> The exercise
Output the data below in full, character for character.

====== Recorded data

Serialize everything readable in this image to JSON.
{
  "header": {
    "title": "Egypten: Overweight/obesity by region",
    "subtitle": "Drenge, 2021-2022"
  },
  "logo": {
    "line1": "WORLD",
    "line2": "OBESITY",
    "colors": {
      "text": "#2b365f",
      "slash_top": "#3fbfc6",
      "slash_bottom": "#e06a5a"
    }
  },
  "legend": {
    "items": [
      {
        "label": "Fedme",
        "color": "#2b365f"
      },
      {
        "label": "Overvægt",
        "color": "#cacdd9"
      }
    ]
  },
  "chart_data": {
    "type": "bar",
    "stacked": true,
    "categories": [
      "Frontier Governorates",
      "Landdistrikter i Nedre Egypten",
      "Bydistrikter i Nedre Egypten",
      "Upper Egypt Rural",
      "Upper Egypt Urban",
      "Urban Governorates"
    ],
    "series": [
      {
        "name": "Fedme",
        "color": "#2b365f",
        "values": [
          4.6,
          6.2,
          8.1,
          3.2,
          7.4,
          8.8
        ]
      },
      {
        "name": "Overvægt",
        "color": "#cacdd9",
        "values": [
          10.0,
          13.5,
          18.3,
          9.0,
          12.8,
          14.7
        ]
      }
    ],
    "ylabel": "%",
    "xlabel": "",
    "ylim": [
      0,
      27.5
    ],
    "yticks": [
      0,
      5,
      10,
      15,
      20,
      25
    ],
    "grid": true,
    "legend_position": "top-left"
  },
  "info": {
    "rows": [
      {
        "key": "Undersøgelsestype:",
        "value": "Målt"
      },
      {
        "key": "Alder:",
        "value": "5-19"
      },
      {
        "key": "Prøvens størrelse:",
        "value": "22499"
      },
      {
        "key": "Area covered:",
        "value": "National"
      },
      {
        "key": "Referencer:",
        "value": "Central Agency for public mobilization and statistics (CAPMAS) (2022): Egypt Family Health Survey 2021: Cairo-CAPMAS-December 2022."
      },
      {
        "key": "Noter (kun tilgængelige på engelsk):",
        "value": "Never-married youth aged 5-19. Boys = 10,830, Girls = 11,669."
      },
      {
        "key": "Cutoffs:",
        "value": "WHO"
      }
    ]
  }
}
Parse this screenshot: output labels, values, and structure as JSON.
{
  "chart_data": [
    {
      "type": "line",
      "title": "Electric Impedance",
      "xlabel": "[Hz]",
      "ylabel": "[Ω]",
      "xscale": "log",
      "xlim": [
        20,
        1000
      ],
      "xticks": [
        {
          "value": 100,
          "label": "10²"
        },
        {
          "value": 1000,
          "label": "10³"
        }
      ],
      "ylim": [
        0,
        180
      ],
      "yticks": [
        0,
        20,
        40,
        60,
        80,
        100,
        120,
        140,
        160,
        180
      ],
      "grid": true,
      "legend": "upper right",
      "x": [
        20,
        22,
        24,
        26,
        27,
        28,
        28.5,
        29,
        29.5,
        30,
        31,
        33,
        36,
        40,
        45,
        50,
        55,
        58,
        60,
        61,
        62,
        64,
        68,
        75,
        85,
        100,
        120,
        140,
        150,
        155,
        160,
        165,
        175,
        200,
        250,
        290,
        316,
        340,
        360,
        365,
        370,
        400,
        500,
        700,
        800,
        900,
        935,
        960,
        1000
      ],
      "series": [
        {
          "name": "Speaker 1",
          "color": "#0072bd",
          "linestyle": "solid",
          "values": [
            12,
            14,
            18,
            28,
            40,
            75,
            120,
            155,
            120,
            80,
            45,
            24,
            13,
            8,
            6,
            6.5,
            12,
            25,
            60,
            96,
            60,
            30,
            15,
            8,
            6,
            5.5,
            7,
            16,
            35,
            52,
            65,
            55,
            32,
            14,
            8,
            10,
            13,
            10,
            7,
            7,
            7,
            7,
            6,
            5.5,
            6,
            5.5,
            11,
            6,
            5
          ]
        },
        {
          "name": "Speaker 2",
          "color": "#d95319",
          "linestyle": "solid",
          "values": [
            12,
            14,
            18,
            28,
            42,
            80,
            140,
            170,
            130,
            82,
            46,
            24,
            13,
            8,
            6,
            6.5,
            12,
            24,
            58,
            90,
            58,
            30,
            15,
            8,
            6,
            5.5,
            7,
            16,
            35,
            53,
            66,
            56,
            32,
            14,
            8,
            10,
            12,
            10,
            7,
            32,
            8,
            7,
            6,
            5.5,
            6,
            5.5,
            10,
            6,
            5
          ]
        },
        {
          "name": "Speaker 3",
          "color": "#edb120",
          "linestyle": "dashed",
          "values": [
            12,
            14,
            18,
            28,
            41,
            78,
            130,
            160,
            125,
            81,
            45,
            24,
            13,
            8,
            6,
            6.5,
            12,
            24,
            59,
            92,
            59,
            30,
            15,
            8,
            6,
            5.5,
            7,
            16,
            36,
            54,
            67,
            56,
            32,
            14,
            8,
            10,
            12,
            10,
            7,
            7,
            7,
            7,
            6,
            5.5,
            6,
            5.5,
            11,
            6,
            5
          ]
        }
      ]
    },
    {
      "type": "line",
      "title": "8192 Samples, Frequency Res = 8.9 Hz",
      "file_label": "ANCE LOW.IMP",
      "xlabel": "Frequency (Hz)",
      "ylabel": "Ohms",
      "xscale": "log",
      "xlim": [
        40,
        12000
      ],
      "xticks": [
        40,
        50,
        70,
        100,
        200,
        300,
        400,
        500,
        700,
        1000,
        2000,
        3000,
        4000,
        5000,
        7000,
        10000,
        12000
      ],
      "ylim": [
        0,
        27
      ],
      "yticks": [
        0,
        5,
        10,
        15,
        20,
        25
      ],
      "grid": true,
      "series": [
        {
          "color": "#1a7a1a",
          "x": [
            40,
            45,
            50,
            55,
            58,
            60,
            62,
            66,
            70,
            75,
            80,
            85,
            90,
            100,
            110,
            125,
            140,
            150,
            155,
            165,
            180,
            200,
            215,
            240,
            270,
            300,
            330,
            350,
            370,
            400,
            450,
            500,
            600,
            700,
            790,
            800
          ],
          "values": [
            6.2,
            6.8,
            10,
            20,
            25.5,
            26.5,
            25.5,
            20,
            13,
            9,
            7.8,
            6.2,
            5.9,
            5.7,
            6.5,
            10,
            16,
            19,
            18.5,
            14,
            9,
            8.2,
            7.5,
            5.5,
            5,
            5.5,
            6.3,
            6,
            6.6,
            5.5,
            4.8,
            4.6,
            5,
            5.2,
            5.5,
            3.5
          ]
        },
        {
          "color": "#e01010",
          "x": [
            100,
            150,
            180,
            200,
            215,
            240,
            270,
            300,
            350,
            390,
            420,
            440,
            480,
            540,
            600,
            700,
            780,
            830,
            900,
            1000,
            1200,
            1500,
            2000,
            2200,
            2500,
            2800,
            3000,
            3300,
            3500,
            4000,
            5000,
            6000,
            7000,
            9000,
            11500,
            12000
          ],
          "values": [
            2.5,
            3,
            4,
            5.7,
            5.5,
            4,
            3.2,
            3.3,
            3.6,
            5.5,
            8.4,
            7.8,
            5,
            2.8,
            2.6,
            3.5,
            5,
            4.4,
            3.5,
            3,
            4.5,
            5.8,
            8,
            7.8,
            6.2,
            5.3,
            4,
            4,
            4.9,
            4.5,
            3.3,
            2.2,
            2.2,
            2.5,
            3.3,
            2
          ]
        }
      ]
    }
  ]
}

============

> Solution for this task
Serialize everything readable in this image to JSON.
{
  "header": {
    "title": "Egypten: Overweight/obesity by region",
    "subtitle": "Drenge, 2021-2022"
  },
  "logo": {
    "line1": "WORLD",
    "line2": "OBESITY",
    "colors": {
      "text": "#2b365f",
      "slash_top": "#3fbfc6",
      "slash_bottom": "#e06a5a"
    }
  },
  "legend": {
    "items": [
      {
        "label": "Fedme",
        "color": "#2b365f"
      },
      {
        "label": "Overvægt",
        "color": "#cacdd9"
      }
    ]
  },
  "chart_data": {
    "type": "bar",
    "stacked": true,
    "categories": [
      "Frontier Governorates",
      "Landdistrikter i Nedre Egypten",
      "Bydistrikter i Nedre Egypten",
      "Upper Egypt Rural",
      "Upper Egypt Urban",
      "Urban Governorates"
    ],
    "series": [
      {
        "name": "Fedme",
        "color": "#2b365f",
        "values": [
          4.6,
          6.2,
          8.1,
          3.2,
          7.4,
          8.8
        ]
      },
      {
        "name": "Overvægt",
        "color": "#cacdd9",
        "values": [
          10.0,
          13.5,
          18.3,
          9.0,
          12.8,
          14.7
        ]
      }
    ],
    "ylabel": "%",
    "xlabel": "",
    "ylim": [
      0,
      27.5
    ],
    "yticks": [
      0,
      5,
      10,
      15,
      20,
      25
    ],
    "grid": true,
    "legend_position": "top-left"
  },
  "info": {
    "rows": [
      {
        "key": "Undersøgelsestype:",
        "value": "Målt"
      },
      {
        "key": "Alder:",
        "value": "5-19"
      },
      {
        "key": "Prøvens størrelse:",
        "value": "22499"
      },
      {
        "key": "Area covered:",
        "value": "National"
      },
      {
        "key": "Referencer:",
        "value": "Central Agency for public mobilization and statistics (CAPMAS) (2022): Egypt Family Health Survey 2021: Cairo-CAPMAS-December 2022."
      },
      {
        "key": "Noter (kun tilgængelige på engelsk):",
        "value": "Never-married youth aged 5-19. Boys = 10,830, Girls = 11,669."
      },
      {
        "key": "Cutoffs:",
        "value": "WHO"
      }
    ]
  }
}
Parse this screenshot: output labels, values, and structure as JSON.
{
  "chart_data": [
    {
      "type": "line",
      "title": "Electric Impedance",
      "xlabel": "[Hz]",
      "ylabel": "[Ω]",
      "xscale": "log",
      "xlim": [
        20,
        1000
      ],
      "xticks": [
        {
          "value": 100,
          "label": "10²"
        },
        {
          "value": 1000,
          "label": "10³"
        }
      ],
      "ylim": [
        0,
        180
      ],
      "yticks": [
        0,
        20,
        40,
        60,
        80,
        100,
        120,
        140,
        160,
        180
      ],
      "grid": true,
      "legend": "upper right",
      "x": [
        20,
        22,
        24,
        26,
        27,
        28,
        28.5,
        29,
        29.5,
        30,
        31,
        33,
        36,
        40,
        45,
        50,
        55,
        58,
        60,
        61,
        62,
        64,
        68,
        75,
        85,
        100,
        120,
        140,
        150,
        155,
        160,
        165,
        175,
        200,
        250,
        290,
        316,
        340,
        360,
        365,
        370,
        400,
        500,
        700,
        800,
        900,
        935,
        960,
        1000
      ],
      "series": [
        {
          "name": "Speaker 1",
          "color": "#0072bd",
          "linestyle": "solid",
          "values": [
            12,
            14,
            18,
            28,
            40,
            75,
            120,
            155,
            120,
            80,
            45,
            24,
            13,
            8,
            6,
            6.5,
            12,
            25,
            60,
            96,
            60,
            30,
            15,
            8,
            6,
            5.5,
            7,
            16,
            35,
            52,
            65,
            55,
            32,
            14,
            8,
            10,
            13,
            10,
            7,
            7,
            7,
            7,
            6,
            5.5,
            6,
            5.5,
            11,
            6,
            5
          ]
        },
        {
          "name": "Speaker 2",
          "color": "#d95319",
          "linestyle": "solid",
          "values": [
            12,
            14,
            18,
            28,
            42,
            80,
            140,
            170,
            130,
            82,
            46,
            24,
            13,
            8,
            6,
            6.5,
            12,
            24,
            58,
            90,
            58,
            30,
            15,
            8,
            6,
            5.5,
            7,
            16,
            35,
            53,
            66,
            56,
            32,
            14,
            8,
            10,
            12,
            10,
            7,
            32,
            8,
            7,
            6,
            5.5,
            6,
            5.5,
            10,
            6,
            5
          ]
        },
        {
          "name": "Speaker 3",
          "color": "#edb120",
          "linestyle": "dashed",
          "values": [
            12,
            14,
            18,
            28,
            41,
            78,
            130,
            160,
            125,
            81,
            45,
            24,
            13,
            8,
            6,
            6.5,
            12,
            24,
            59,
            92,
            59,
            30,
            15,
            8,
            6,
            5.5,
            7,
            16,
            36,
            54,
            67,
            56,
            32,
            14,
            8,
            10,
            12,
            10,
            7,
            7,
            7,
            7,
            6,
            5.5,
            6,
            5.5,
            11,
            6,
            5
          ]
        }
      ]
    },
    {
      "type": "line",
      "title": "8192 Samples, Frequency Res = 8.9 Hz",
      "file_label": "ANCE LOW.IMP",
      "xlabel": "Frequency (Hz)",
      "ylabel": "Ohms",
      "xscale": "log",
      "xlim": [
        40,
        12000
      ],
      "xticks": [
        40,
        50,
        70,
        100,
        200,
        300,
        400,
        500,
        700,
        1000,
        2000,
        3000,
        4000,
        5000,
        7000,
        10000,
        12000
      ],
      "ylim": [
        0,
        27
      ],
      "yticks": [
        0,
        5,
        10,
        15,
        20,
        25
      ],
      "grid": true,
      "series": [
        {
          "color": "#1a7a1a",
          "x": [
            40,
            45,
            50,
            55,
            58,
            60,
            62,
            66,
            70,
            75,
            80,
            85,
            90,
            100,
            110,
            125,
            140,
            150,
            155,
            165,
            180,
            200,
            215,
            240,
            270,
            300,
            330,
            350,
            370,
            400,
            450,
            500,
            600,
            700,
            790,
            800
          ],
          "values": [
            6.2,
            6.8,
            10,
            20,
            25.5,
            26.5,
            25.5,
            20,
            13,
            9,
            7.8,
            6.2,
            5.9,
            5.7,
            6.5,
            10,
            16,
            19,
            18.5,
            14,
            9,
            8.2,
            7.5,
            5.5,
            5,
            5.5,
            6.3,
            6,
            6.6,
            5.5,
            4.8,
            4.6,
            5,
            5.2,
            5.5,
            3.5
          ]
        },
        {
          "color": "#e01010",
          "x": [
            100,
            150,
            180,
            200,
            215,
            240,
            270,
            300,
            350,
            390,
            420,
            440,
            480,
            540,
            600,
            700,
            780,
            830,
            900,
            1000,
            1200,
            1500,
            2000,
            2200,
            2500,
            2800,
            3000,
            3300,
            3500,
            4000,
            5000,
            6000,
            7000,
            9000,
            11500,
            12000
          ],
          "values": [
            2.5,
            3,
            4,
            5.7,
            5.5,
            4,
            3.2,
            3.3,
            3.6,
            5.5,
            8.4,
            7.8,
            5,
            2.8,
            2.6,
            3.5,
            5,
            4.4,
            3.5,
            3,
            4.5,
            5.8,
            8,
            7.8,
            6.2,
            5.3,
            4,
            4,
            4.9,
            4.5,
            3.3,
            2.2,
            2.2,
            2.5,
            3.3,
            2
          ]
        }
      ]
    }
  ]
}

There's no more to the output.